> EXERCISE TASK: Reproduce all the lines exactly as they stand, apart from the pictures.

····················

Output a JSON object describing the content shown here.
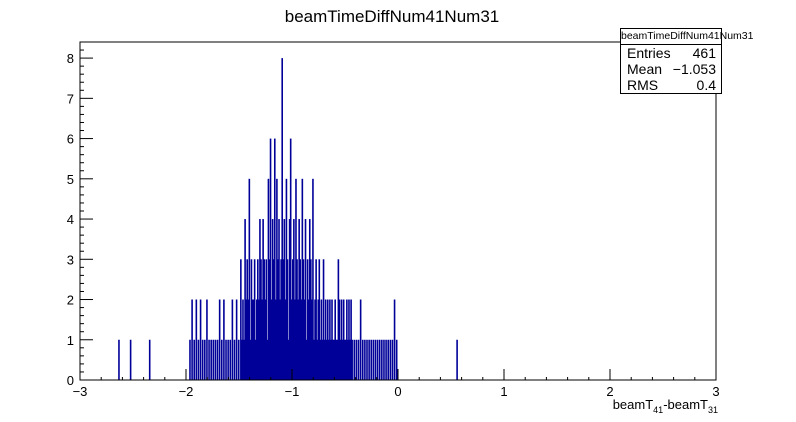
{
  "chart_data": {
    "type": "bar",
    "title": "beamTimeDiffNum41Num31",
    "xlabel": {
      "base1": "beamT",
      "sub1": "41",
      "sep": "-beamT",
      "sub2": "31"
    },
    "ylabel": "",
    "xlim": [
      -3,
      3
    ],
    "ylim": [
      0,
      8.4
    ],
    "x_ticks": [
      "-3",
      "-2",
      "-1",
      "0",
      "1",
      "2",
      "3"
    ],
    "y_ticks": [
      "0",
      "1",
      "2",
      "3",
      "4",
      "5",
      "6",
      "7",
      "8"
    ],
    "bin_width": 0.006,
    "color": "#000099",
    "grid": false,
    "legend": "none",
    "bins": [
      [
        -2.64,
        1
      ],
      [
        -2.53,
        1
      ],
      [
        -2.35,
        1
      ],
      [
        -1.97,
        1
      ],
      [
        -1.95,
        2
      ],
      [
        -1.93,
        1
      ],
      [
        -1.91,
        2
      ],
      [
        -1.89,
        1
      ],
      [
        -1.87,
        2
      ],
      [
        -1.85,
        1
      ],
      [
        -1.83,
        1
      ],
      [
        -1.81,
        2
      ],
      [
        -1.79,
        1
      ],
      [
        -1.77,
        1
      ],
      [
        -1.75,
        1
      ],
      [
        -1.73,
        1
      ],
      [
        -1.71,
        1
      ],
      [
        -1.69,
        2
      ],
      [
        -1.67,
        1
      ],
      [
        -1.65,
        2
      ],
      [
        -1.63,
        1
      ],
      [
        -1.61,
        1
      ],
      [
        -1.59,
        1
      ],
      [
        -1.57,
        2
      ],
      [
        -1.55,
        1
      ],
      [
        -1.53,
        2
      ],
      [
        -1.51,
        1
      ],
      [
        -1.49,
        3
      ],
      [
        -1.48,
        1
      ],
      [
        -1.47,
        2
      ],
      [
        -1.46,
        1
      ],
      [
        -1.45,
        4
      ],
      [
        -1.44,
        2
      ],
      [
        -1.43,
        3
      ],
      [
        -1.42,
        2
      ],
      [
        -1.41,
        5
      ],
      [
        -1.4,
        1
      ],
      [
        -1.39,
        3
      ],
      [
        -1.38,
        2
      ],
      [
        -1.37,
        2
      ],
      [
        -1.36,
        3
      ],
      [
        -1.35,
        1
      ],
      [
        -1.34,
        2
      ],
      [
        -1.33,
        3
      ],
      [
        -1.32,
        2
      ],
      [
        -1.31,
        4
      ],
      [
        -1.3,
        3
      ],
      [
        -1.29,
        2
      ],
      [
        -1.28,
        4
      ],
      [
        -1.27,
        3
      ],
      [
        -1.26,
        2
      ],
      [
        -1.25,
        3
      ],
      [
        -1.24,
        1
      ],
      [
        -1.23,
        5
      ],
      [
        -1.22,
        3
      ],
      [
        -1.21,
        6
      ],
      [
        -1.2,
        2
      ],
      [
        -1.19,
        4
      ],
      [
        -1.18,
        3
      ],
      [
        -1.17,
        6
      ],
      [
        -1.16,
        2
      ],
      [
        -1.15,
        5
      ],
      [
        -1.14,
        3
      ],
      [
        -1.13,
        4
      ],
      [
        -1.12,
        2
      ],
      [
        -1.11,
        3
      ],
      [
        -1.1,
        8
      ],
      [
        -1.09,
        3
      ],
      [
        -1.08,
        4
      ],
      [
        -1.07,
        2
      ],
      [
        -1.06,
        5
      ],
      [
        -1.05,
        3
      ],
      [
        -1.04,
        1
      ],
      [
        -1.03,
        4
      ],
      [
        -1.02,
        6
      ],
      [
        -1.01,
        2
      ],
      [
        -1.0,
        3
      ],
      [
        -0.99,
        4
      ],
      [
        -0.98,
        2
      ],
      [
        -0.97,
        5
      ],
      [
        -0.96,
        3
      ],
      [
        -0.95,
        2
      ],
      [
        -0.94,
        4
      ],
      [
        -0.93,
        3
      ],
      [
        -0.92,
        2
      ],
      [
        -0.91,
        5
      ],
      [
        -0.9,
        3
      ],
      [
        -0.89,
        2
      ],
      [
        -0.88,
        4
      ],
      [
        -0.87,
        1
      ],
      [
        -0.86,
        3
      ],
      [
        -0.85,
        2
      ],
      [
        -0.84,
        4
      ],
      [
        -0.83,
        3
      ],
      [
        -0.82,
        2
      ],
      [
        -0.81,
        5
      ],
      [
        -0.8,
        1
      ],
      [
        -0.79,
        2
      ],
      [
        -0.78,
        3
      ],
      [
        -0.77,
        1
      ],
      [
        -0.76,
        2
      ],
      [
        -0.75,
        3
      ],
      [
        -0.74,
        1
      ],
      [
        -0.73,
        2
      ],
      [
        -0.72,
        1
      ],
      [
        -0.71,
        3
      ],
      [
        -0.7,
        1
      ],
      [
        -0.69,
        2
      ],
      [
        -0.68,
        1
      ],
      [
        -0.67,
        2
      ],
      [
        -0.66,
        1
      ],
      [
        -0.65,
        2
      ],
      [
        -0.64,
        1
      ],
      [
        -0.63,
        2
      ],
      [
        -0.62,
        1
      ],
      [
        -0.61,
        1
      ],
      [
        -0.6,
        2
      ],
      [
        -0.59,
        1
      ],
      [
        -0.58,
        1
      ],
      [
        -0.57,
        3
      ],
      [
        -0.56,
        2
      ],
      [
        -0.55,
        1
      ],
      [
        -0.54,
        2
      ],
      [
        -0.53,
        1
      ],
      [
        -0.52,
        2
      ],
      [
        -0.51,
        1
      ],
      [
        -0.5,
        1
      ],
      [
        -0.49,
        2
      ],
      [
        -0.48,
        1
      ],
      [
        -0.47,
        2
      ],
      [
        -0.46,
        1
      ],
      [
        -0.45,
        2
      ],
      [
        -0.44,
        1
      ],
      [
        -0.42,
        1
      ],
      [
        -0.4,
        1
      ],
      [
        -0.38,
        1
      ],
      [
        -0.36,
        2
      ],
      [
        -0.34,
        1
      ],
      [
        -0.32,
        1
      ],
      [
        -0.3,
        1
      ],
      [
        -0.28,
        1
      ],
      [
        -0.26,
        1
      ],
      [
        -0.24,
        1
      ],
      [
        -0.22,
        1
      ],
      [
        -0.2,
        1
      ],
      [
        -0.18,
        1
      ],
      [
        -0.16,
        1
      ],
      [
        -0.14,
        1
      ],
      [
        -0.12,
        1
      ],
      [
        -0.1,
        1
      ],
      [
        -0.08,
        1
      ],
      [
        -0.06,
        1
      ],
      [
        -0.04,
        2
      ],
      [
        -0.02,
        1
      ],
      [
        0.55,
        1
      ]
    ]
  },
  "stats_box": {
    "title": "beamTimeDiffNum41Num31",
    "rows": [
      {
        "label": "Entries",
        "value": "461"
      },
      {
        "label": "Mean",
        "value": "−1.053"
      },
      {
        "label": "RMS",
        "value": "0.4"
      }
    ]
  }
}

····················

> EXERCISE RESPONSE:
Output a JSON object describing the content shown here.
{
  "chart_data": {
    "type": "bar",
    "title": "beamTimeDiffNum41Num31",
    "xlabel": {
      "base1": "beamT",
      "sub1": "41",
      "sep": "-beamT",
      "sub2": "31"
    },
    "ylabel": "",
    "xlim": [
      -3,
      3
    ],
    "ylim": [
      0,
      8.4
    ],
    "x_ticks": [
      "-3",
      "-2",
      "-1",
      "0",
      "1",
      "2",
      "3"
    ],
    "y_ticks": [
      "0",
      "1",
      "2",
      "3",
      "4",
      "5",
      "6",
      "7",
      "8"
    ],
    "bin_width": 0.006,
    "color": "#000099",
    "grid": false,
    "legend": "none",
    "bins": [
      [
        -2.64,
        1
      ],
      [
        -2.53,
        1
      ],
      [
        -2.35,
        1
      ],
      [
        -1.97,
        1
      ],
      [
        -1.95,
        2
      ],
      [
        -1.93,
        1
      ],
      [
        -1.91,
        2
      ],
      [
        -1.89,
        1
      ],
      [
        -1.87,
        2
      ],
      [
        -1.85,
        1
      ],
      [
        -1.83,
        1
      ],
      [
        -1.81,
        2
      ],
      [
        -1.79,
        1
      ],
      [
        -1.77,
        1
      ],
      [
        -1.75,
        1
      ],
      [
        -1.73,
        1
      ],
      [
        -1.71,
        1
      ],
      [
        -1.69,
        2
      ],
      [
        -1.67,
        1
      ],
      [
        -1.65,
        2
      ],
      [
        -1.63,
        1
      ],
      [
        -1.61,
        1
      ],
      [
        -1.59,
        1
      ],
      [
        -1.57,
        2
      ],
      [
        -1.55,
        1
      ],
      [
        -1.53,
        2
      ],
      [
        -1.51,
        1
      ],
      [
        -1.49,
        3
      ],
      [
        -1.48,
        1
      ],
      [
        -1.47,
        2
      ],
      [
        -1.46,
        1
      ],
      [
        -1.45,
        4
      ],
      [
        -1.44,
        2
      ],
      [
        -1.43,
        3
      ],
      [
        -1.42,
        2
      ],
      [
        -1.41,
        5
      ],
      [
        -1.4,
        1
      ],
      [
        -1.39,
        3
      ],
      [
        -1.38,
        2
      ],
      [
        -1.37,
        2
      ],
      [
        -1.36,
        3
      ],
      [
        -1.35,
        1
      ],
      [
        -1.34,
        2
      ],
      [
        -1.33,
        3
      ],
      [
        -1.32,
        2
      ],
      [
        -1.31,
        4
      ],
      [
        -1.3,
        3
      ],
      [
        -1.29,
        2
      ],
      [
        -1.28,
        4
      ],
      [
        -1.27,
        3
      ],
      [
        -1.26,
        2
      ],
      [
        -1.25,
        3
      ],
      [
        -1.24,
        1
      ],
      [
        -1.23,
        5
      ],
      [
        -1.22,
        3
      ],
      [
        -1.21,
        6
      ],
      [
        -1.2,
        2
      ],
      [
        -1.19,
        4
      ],
      [
        -1.18,
        3
      ],
      [
        -1.17,
        6
      ],
      [
        -1.16,
        2
      ],
      [
        -1.15,
        5
      ],
      [
        -1.14,
        3
      ],
      [
        -1.13,
        4
      ],
      [
        -1.12,
        2
      ],
      [
        -1.11,
        3
      ],
      [
        -1.1,
        8
      ],
      [
        -1.09,
        3
      ],
      [
        -1.08,
        4
      ],
      [
        -1.07,
        2
      ],
      [
        -1.06,
        5
      ],
      [
        -1.05,
        3
      ],
      [
        -1.04,
        1
      ],
      [
        -1.03,
        4
      ],
      [
        -1.02,
        6
      ],
      [
        -1.01,
        2
      ],
      [
        -1.0,
        3
      ],
      [
        -0.99,
        4
      ],
      [
        -0.98,
        2
      ],
      [
        -0.97,
        5
      ],
      [
        -0.96,
        3
      ],
      [
        -0.95,
        2
      ],
      [
        -0.94,
        4
      ],
      [
        -0.93,
        3
      ],
      [
        -0.92,
        2
      ],
      [
        -0.91,
        5
      ],
      [
        -0.9,
        3
      ],
      [
        -0.89,
        2
      ],
      [
        -0.88,
        4
      ],
      [
        -0.87,
        1
      ],
      [
        -0.86,
        3
      ],
      [
        -0.85,
        2
      ],
      [
        -0.84,
        4
      ],
      [
        -0.83,
        3
      ],
      [
        -0.82,
        2
      ],
      [
        -0.81,
        5
      ],
      [
        -0.8,
        1
      ],
      [
        -0.79,
        2
      ],
      [
        -0.78,
        3
      ],
      [
        -0.77,
        1
      ],
      [
        -0.76,
        2
      ],
      [
        -0.75,
        3
      ],
      [
        -0.74,
        1
      ],
      [
        -0.73,
        2
      ],
      [
        -0.72,
        1
      ],
      [
        -0.71,
        3
      ],
      [
        -0.7,
        1
      ],
      [
        -0.69,
        2
      ],
      [
        -0.68,
        1
      ],
      [
        -0.67,
        2
      ],
      [
        -0.66,
        1
      ],
      [
        -0.65,
        2
      ],
      [
        -0.64,
        1
      ],
      [
        -0.63,
        2
      ],
      [
        -0.62,
        1
      ],
      [
        -0.61,
        1
      ],
      [
        -0.6,
        2
      ],
      [
        -0.59,
        1
      ],
      [
        -0.58,
        1
      ],
      [
        -0.57,
        3
      ],
      [
        -0.56,
        2
      ],
      [
        -0.55,
        1
      ],
      [
        -0.54,
        2
      ],
      [
        -0.53,
        1
      ],
      [
        -0.52,
        2
      ],
      [
        -0.51,
        1
      ],
      [
        -0.5,
        1
      ],
      [
        -0.49,
        2
      ],
      [
        -0.48,
        1
      ],
      [
        -0.47,
        2
      ],
      [
        -0.46,
        1
      ],
      [
        -0.45,
        2
      ],
      [
        -0.44,
        1
      ],
      [
        -0.42,
        1
      ],
      [
        -0.4,
        1
      ],
      [
        -0.38,
        1
      ],
      [
        -0.36,
        2
      ],
      [
        -0.34,
        1
      ],
      [
        -0.32,
        1
      ],
      [
        -0.3,
        1
      ],
      [
        -0.28,
        1
      ],
      [
        -0.26,
        1
      ],
      [
        -0.24,
        1
      ],
      [
        -0.22,
        1
      ],
      [
        -0.2,
        1
      ],
      [
        -0.18,
        1
      ],
      [
        -0.16,
        1
      ],
      [
        -0.14,
        1
      ],
      [
        -0.12,
        1
      ],
      [
        -0.1,
        1
      ],
      [
        -0.08,
        1
      ],
      [
        -0.06,
        1
      ],
      [
        -0.04,
        2
      ],
      [
        -0.02,
        1
      ],
      [
        0.55,
        1
      ]
    ]
  },
  "stats_box": {
    "title": "beamTimeDiffNum41Num31",
    "rows": [
      {
        "label": "Entries",
        "value": "461"
      },
      {
        "label": "Mean",
        "value": "−1.053"
      },
      {
        "label": "RMS",
        "value": "0.4"
      }
    ]
  }
}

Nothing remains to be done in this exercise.